* **WHAT YOU HAVE TO DO**
Select lines where the word "miei" appears.

☆ ☆ ☆ ☆

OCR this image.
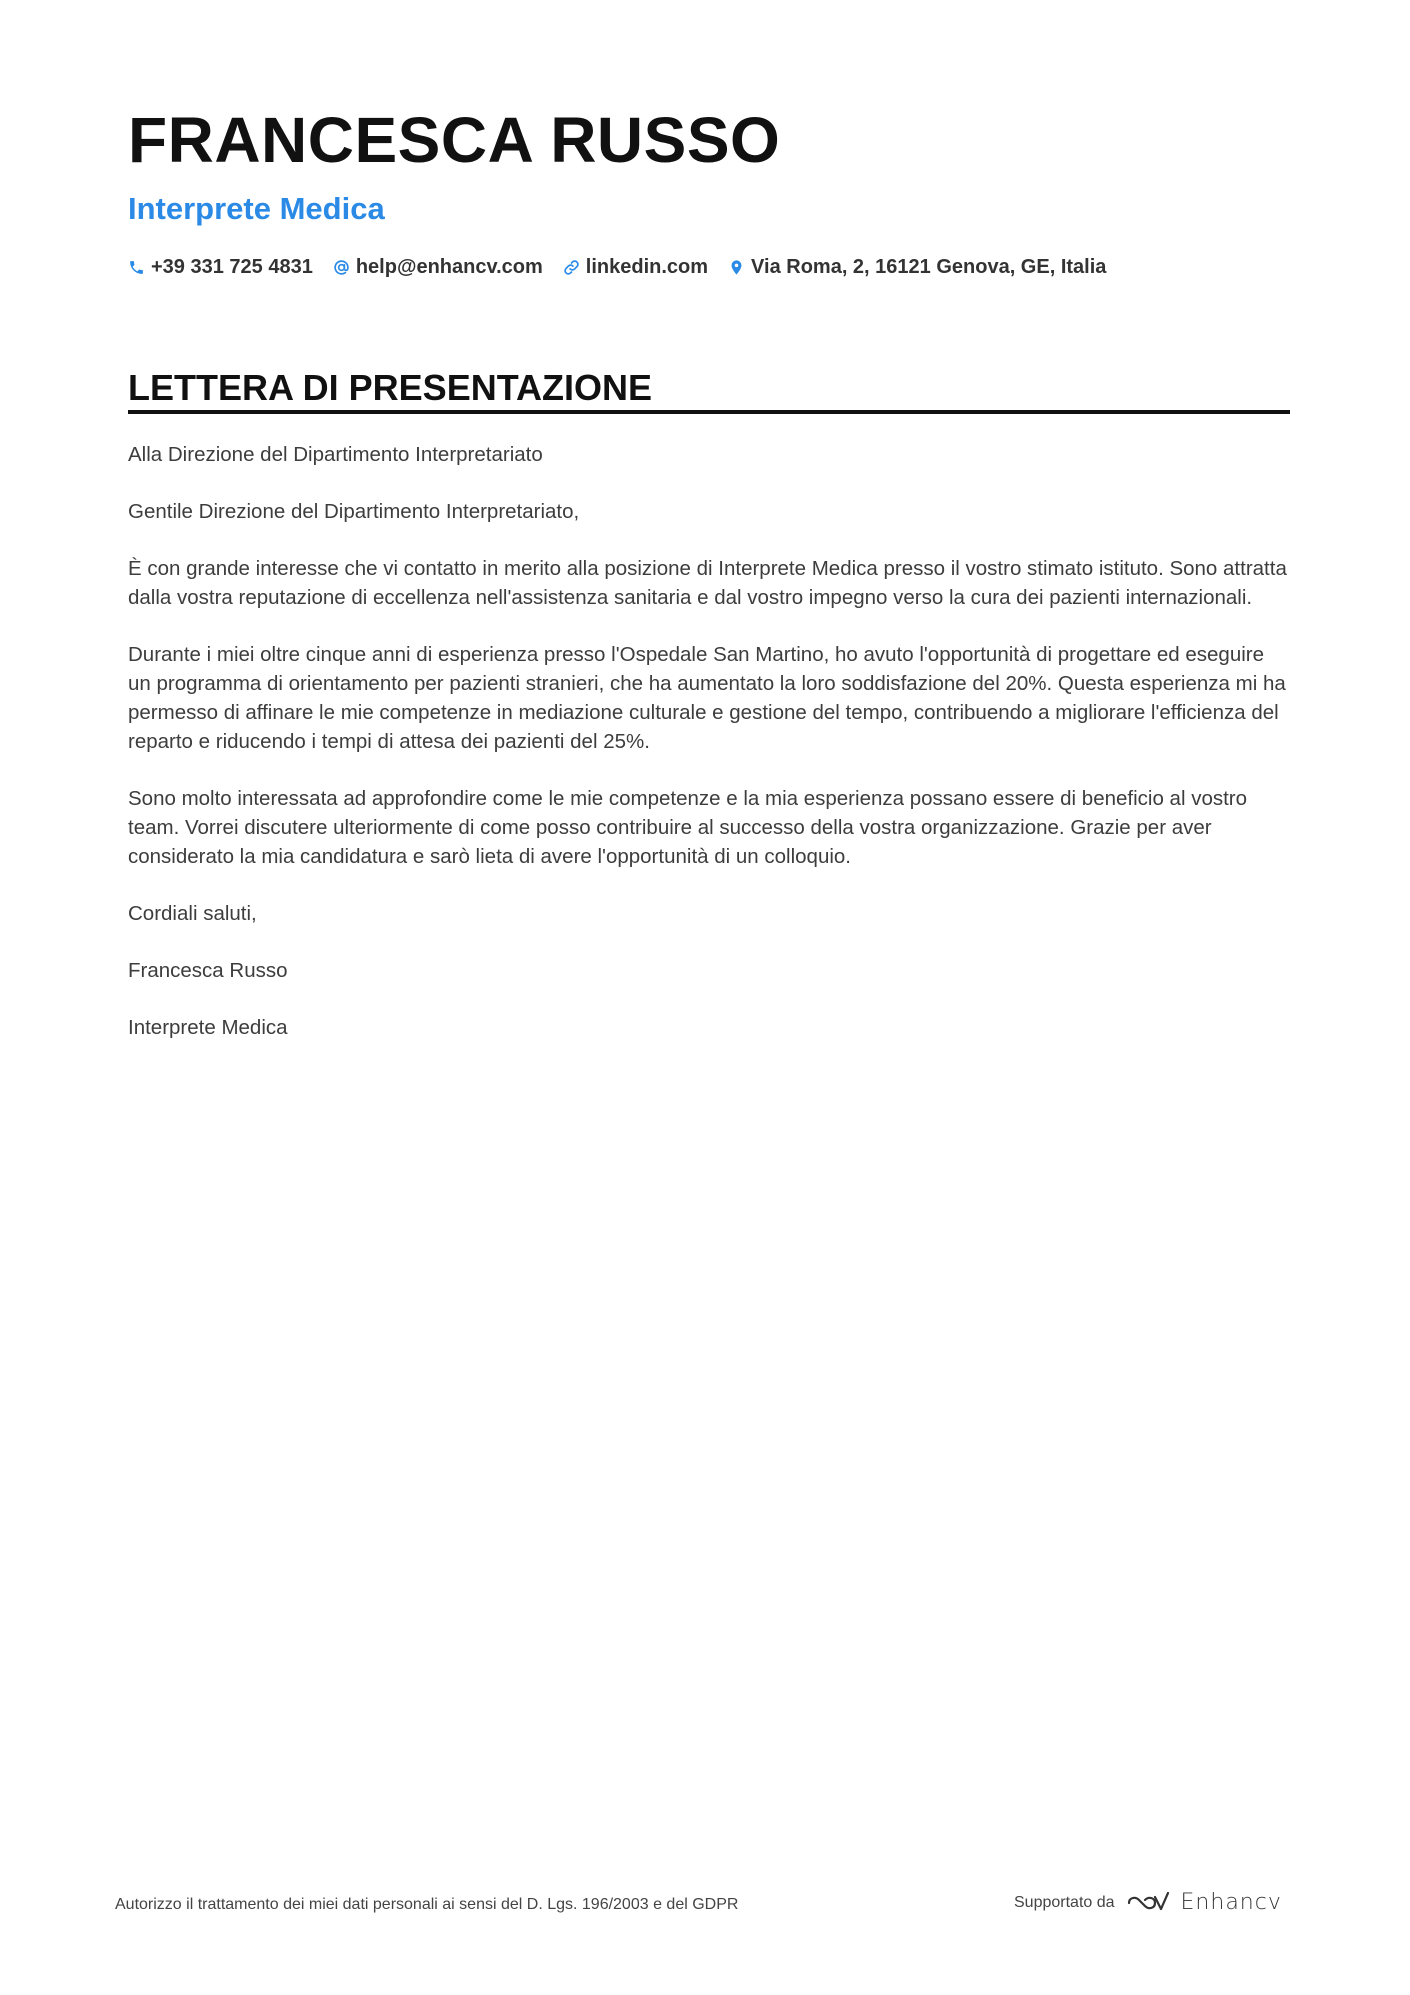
FRANCESCA RUSSO
Interprete Medica
+39 331 725 4831 help@enhancv.com linkedin.com Via Roma, 2, 16121 Genova, GE, Italia
LETTERA DI PRESENTAZIONE

Alla Direzione del Dipartimento Interpretariato

Gentile Direzione del Dipartimento Interpretariato,

È con grande interesse che vi contatto in merito alla posizione di Interprete Medica presso il vostro stimato istituto. Sono attratta dalla vostra reputazione di eccellenza nell'assistenza sanitaria e dal vostro impegno verso la cura dei pazienti internazionali.

Durante i miei oltre cinque anni di esperienza presso l'Ospedale San Martino, ho avuto l'opportunità di progettare ed eseguire un programma di orientamento per pazienti stranieri, che ha aumentato la loro soddisfazione del 20%. Questa esperienza mi ha permesso di affinare le mie competenze in mediazione culturale e gestione del tempo, contribuendo a migliorare l'efficienza del reparto e riducendo i tempi di attesa dei pazienti del 25%.

Sono molto interessata ad approfondire come le mie competenze e la mia esperienza possano essere di beneficio al vostro team. Vorrei discutere ulteriormente di come posso contribuire al successo della vostra organizzazione. Grazie per aver considerato la mia candidatura e sarò lieta di avere l'opportunità di un colloquio.

Cordiali saluti,

Francesca Russo

Interprete Medica

Autorizzo il trattamento dei miei dati personali ai sensi del D. Lgs. 196/2003 e del GDPR	Supportato da	Enhancv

☆ ☆ ☆ ☆

* **SOLVED EXERCISE**
Durante i miei oltre cinque anni di esperienza presso l'Ospedale San Martino, ho avuto l'opportunità di progettare ed eseguire un programma di orientamento per pazienti stranieri, che ha aumentato la loro soddisfazione del 20%. Questa esperienza mi ha permesso di affinare le mie competenze in mediazione culturale e gestione del tempo, contribuendo a migliorare l'efficienza del reparto e riducendo i tempi di attesa dei pazienti del 25%.
Autorizzo il trattamento dei miei dati personali ai sensi del D. Lgs. 196/2003 e del GDPR	Supportato da	Enhancv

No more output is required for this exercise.